▶ Given instruction
Retype each line of the material exactly, please, skipping any picture in it.

▶ Exercise data

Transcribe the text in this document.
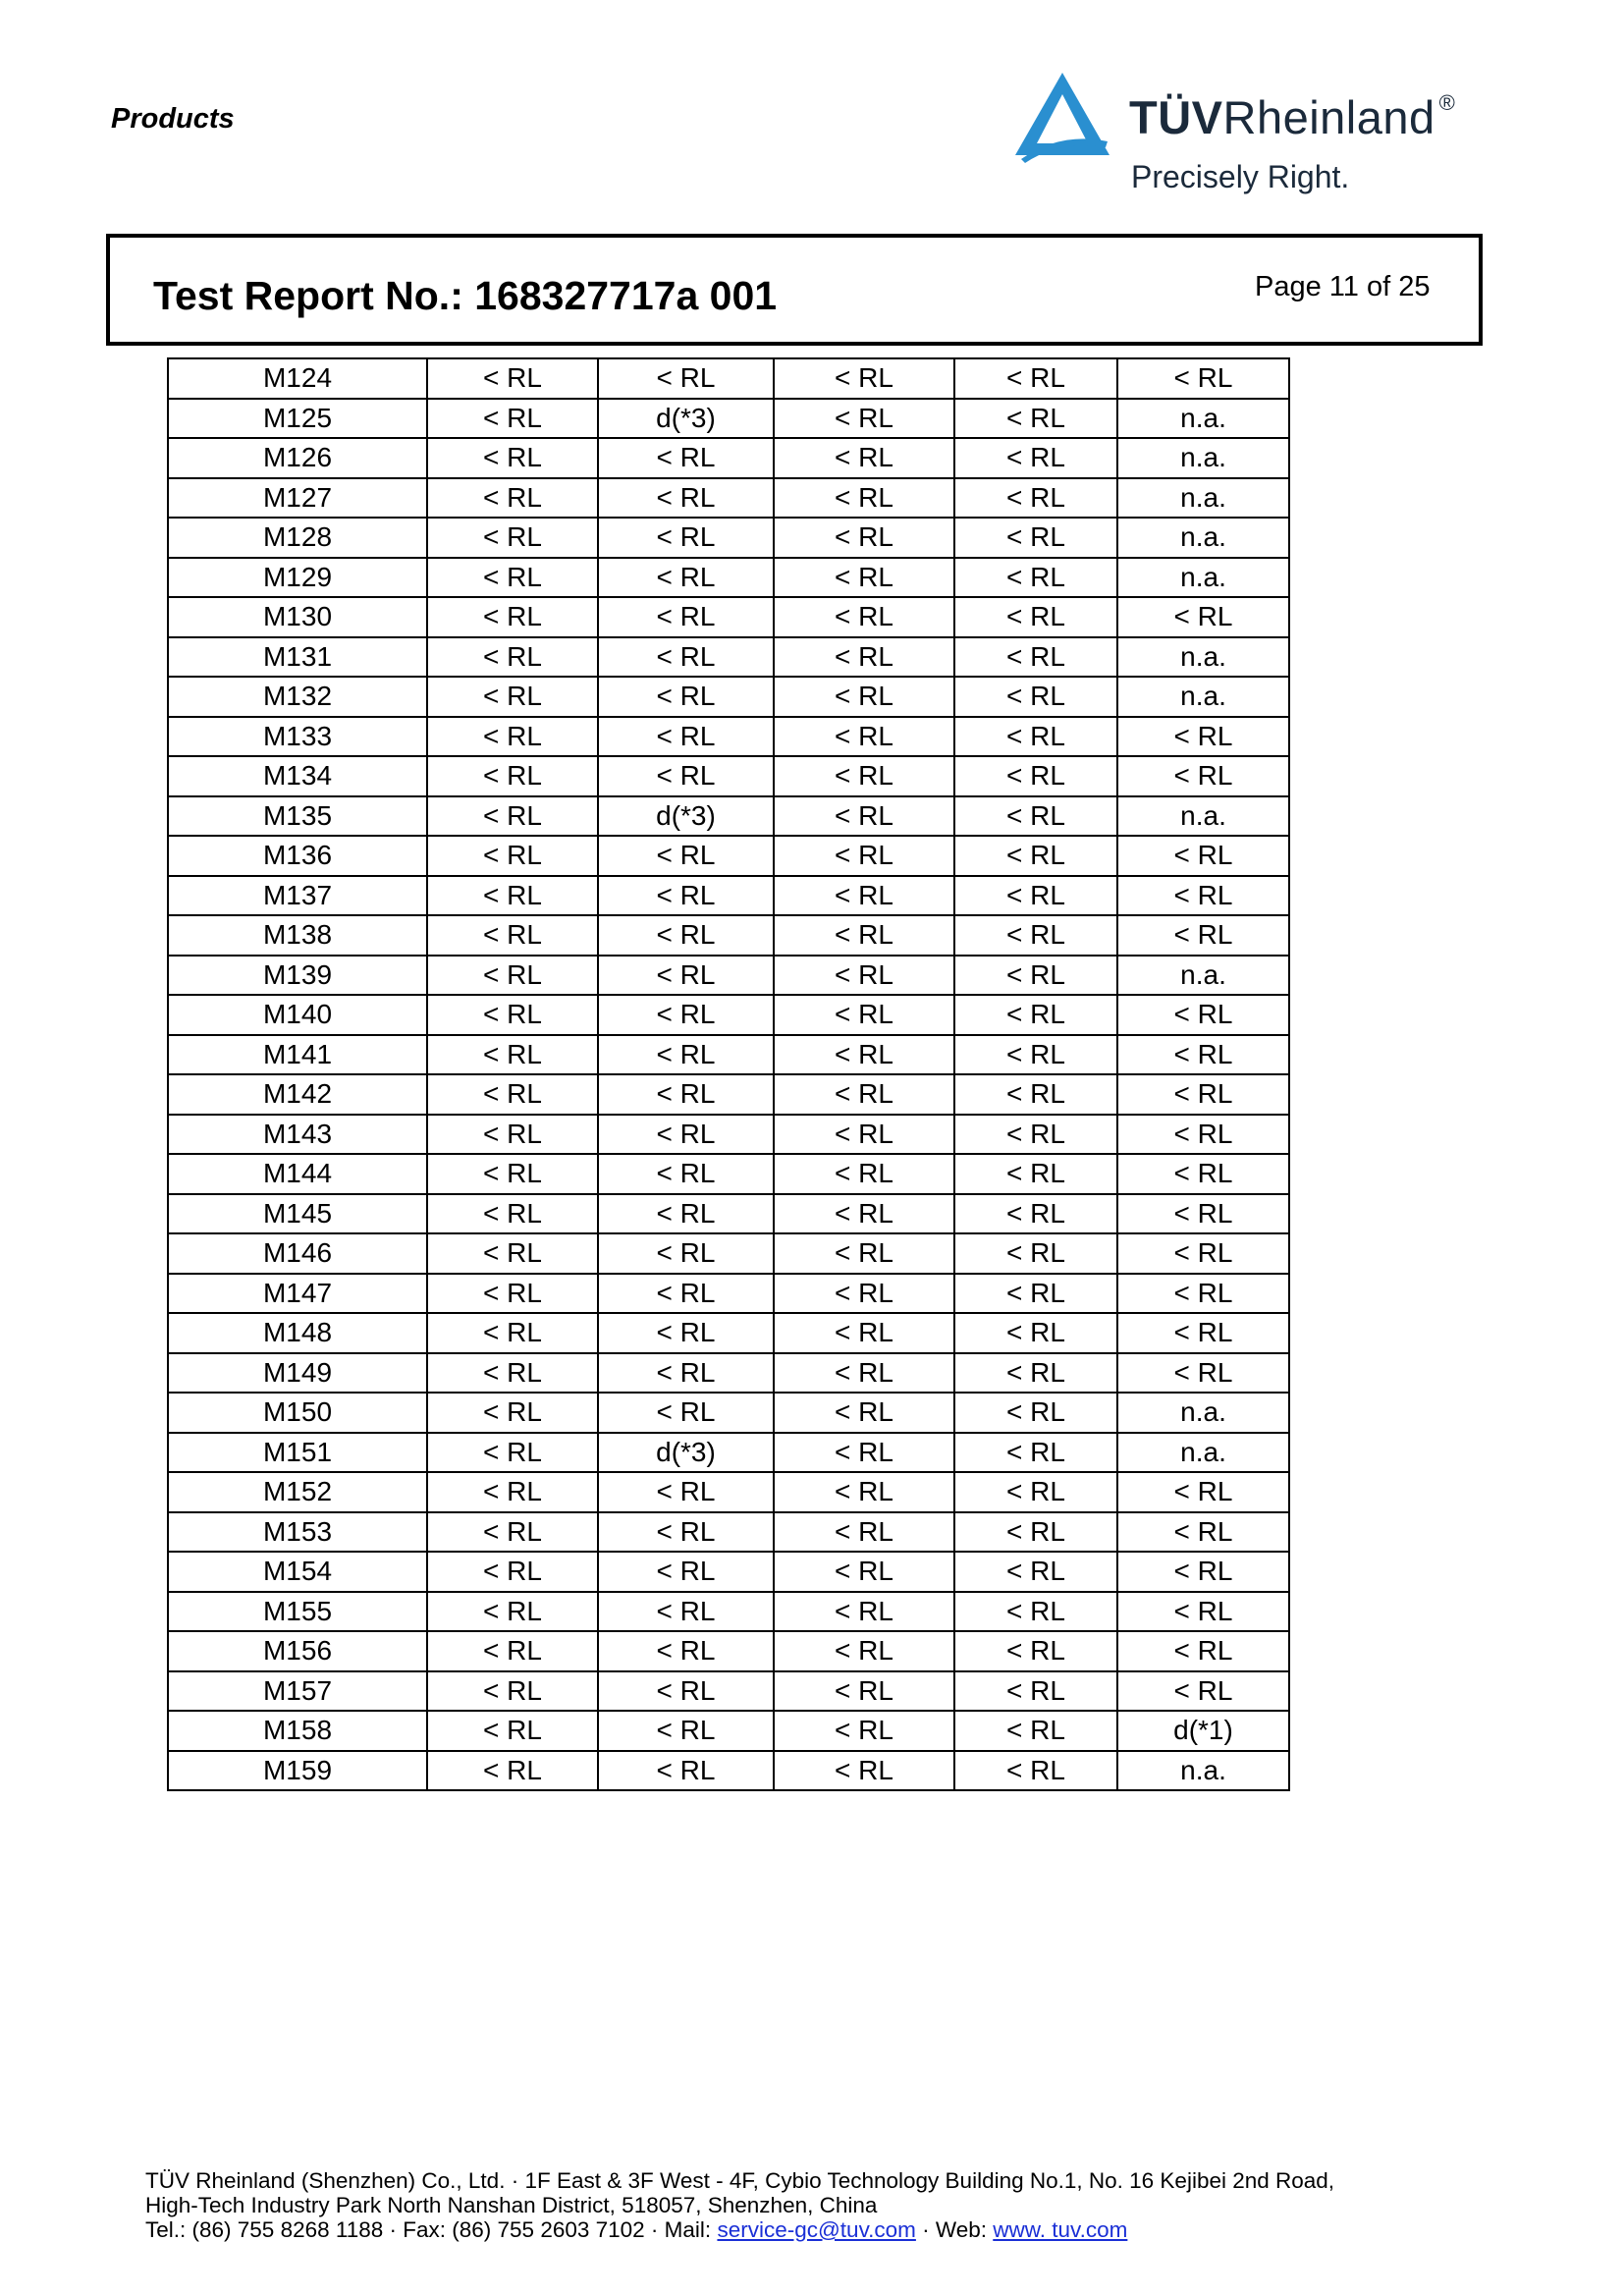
Products	TÜVRheinland ®
Precisely Right.
Test Report No.: 168327717a 001	Page 11 of 25
M124	< RL	< RL	< RL	< RL	< RL
M125	< RL	d(*3)	< RL	< RL	n.a.
M126	< RL	< RL	< RL	< RL	n.a.
M127	< RL	< RL	< RL	< RL	n.a.
M128	< RL	< RL	< RL	< RL	n.a.
M129	< RL	< RL	< RL	< RL	n.a.
M130	< RL	< RL	< RL	< RL	< RL
M131	< RL	< RL	< RL	< RL	n.a.
M132	< RL	< RL	< RL	< RL	n.a.
M133	< RL	< RL	< RL	< RL	< RL
M134	< RL	< RL	< RL	< RL	< RL
M135	< RL	d(*3)	< RL	< RL	n.a.
M136	< RL	< RL	< RL	< RL	< RL
M137	< RL	< RL	< RL	< RL	< RL
M138	< RL	< RL	< RL	< RL	< RL
M139	< RL	< RL	< RL	< RL	n.a.
M140	< RL	< RL	< RL	< RL	< RL
M141	< RL	< RL	< RL	< RL	< RL
M142	< RL	< RL	< RL	< RL	< RL
M143	< RL	< RL	< RL	< RL	< RL
M144	< RL	< RL	< RL	< RL	< RL
M145	< RL	< RL	< RL	< RL	< RL
M146	< RL	< RL	< RL	< RL	< RL
M147	< RL	< RL	< RL	< RL	< RL
M148	< RL	< RL	< RL	< RL	< RL
M149	< RL	< RL	< RL	< RL	< RL
M150	< RL	< RL	< RL	< RL	n.a.
M151	< RL	d(*3)	< RL	< RL	n.a.
M152	< RL	< RL	< RL	< RL	< RL
M153	< RL	< RL	< RL	< RL	< RL
M154	< RL	< RL	< RL	< RL	< RL
M155	< RL	< RL	< RL	< RL	< RL
M156	< RL	< RL	< RL	< RL	< RL
M157	< RL	< RL	< RL	< RL	< RL
M158	< RL	< RL	< RL	< RL	d(*1)
M159	< RL	< RL	< RL	< RL	n.a.
TÜV Rheinland (Shenzhen) Co., Ltd. · 1F East & 3F West - 4F, Cybio Technology Building No.1, No. 16 Kejibei 2nd Road,
High-Tech Industry Park North Nanshan District, 518057, Shenzhen, China
Tel.: (86) 755 8268 1188 · Fax: (86) 755 2603 7102 · Mail: service-gc@tuv.com · Web: www. tuv.com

▶ Task answer
Transcribe the text in this document.
Products	TÜVRheinland ®
Precisely Right.
Test Report No.: 168327717a 001	Page 11 of 25
M124	< RL	< RL	< RL	< RL	< RL
M125	< RL	d(*3)	< RL	< RL	n.a.
M126	< RL	< RL	< RL	< RL	n.a.
M127	< RL	< RL	< RL	< RL	n.a.
M128	< RL	< RL	< RL	< RL	n.a.
M129	< RL	< RL	< RL	< RL	n.a.
M130	< RL	< RL	< RL	< RL	< RL
M131	< RL	< RL	< RL	< RL	n.a.
M132	< RL	< RL	< RL	< RL	n.a.
M133	< RL	< RL	< RL	< RL	< RL
M134	< RL	< RL	< RL	< RL	< RL
M135	< RL	d(*3)	< RL	< RL	n.a.
M136	< RL	< RL	< RL	< RL	< RL
M137	< RL	< RL	< RL	< RL	< RL
M138	< RL	< RL	< RL	< RL	< RL
M139	< RL	< RL	< RL	< RL	n.a.
M140	< RL	< RL	< RL	< RL	< RL
M141	< RL	< RL	< RL	< RL	< RL
M142	< RL	< RL	< RL	< RL	< RL
M143	< RL	< RL	< RL	< RL	< RL
M144	< RL	< RL	< RL	< RL	< RL
M145	< RL	< RL	< RL	< RL	< RL
M146	< RL	< RL	< RL	< RL	< RL
M147	< RL	< RL	< RL	< RL	< RL
M148	< RL	< RL	< RL	< RL	< RL
M149	< RL	< RL	< RL	< RL	< RL
M150	< RL	< RL	< RL	< RL	n.a.
M151	< RL	d(*3)	< RL	< RL	n.a.
M152	< RL	< RL	< RL	< RL	< RL
M153	< RL	< RL	< RL	< RL	< RL
M154	< RL	< RL	< RL	< RL	< RL
M155	< RL	< RL	< RL	< RL	< RL
M156	< RL	< RL	< RL	< RL	< RL
M157	< RL	< RL	< RL	< RL	< RL
M158	< RL	< RL	< RL	< RL	d(*1)
M159	< RL	< RL	< RL	< RL	n.a.
TÜV Rheinland (Shenzhen) Co., Ltd. · 1F East & 3F West - 4F, Cybio Technology Building No.1, No. 16 Kejibei 2nd Road,
High-Tech Industry Park North Nanshan District, 518057, Shenzhen, China
Tel.: (86) 755 8268 1188 · Fax: (86) 755 2603 7102 · Mail: service-gc@tuv.com · Web: www. tuv.com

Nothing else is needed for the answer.